§ **SOURCE MATERIAL**:
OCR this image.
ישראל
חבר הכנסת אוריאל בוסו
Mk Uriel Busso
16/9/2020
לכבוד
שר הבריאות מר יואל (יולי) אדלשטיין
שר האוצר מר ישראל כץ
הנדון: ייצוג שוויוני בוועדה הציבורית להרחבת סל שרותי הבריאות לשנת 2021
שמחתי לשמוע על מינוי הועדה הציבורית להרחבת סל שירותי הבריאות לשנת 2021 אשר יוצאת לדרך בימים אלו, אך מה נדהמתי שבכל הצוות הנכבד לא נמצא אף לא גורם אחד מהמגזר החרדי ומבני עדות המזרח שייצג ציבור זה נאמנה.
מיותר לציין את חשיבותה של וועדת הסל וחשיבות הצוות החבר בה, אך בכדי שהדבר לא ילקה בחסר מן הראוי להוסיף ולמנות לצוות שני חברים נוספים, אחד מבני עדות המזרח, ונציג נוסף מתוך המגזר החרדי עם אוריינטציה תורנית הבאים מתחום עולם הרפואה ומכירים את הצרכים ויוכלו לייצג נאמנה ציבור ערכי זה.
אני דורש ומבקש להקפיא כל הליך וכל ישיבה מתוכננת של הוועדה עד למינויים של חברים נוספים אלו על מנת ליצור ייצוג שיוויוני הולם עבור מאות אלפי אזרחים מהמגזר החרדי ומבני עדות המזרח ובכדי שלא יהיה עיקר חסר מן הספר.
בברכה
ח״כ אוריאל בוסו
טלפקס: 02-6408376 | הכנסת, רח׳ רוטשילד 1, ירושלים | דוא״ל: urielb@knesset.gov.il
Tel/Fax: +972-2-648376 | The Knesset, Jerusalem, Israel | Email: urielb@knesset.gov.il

§ **TASK REQUIREMENTS**:
List each line of the records that holds the string "ייצוג".

§ **THE ANSWER**:
הנדון: ייצוג שוויוני בוועדה הציבורית להרחבת סל שרותי הבריאות לשנת 2021
אני דורש ומבקש להקפיא כל הליך וכל ישיבה מתוכננת של הוועדה עד למינויים של חברים נוספים אלו על מנת ליצור ייצוג שיוויוני הולם עבור מאות אלפי אזרחים מהמגזר החרדי ומבני עדות המזרח ובכדי שלא יהיה עיקר חסר מן הספר.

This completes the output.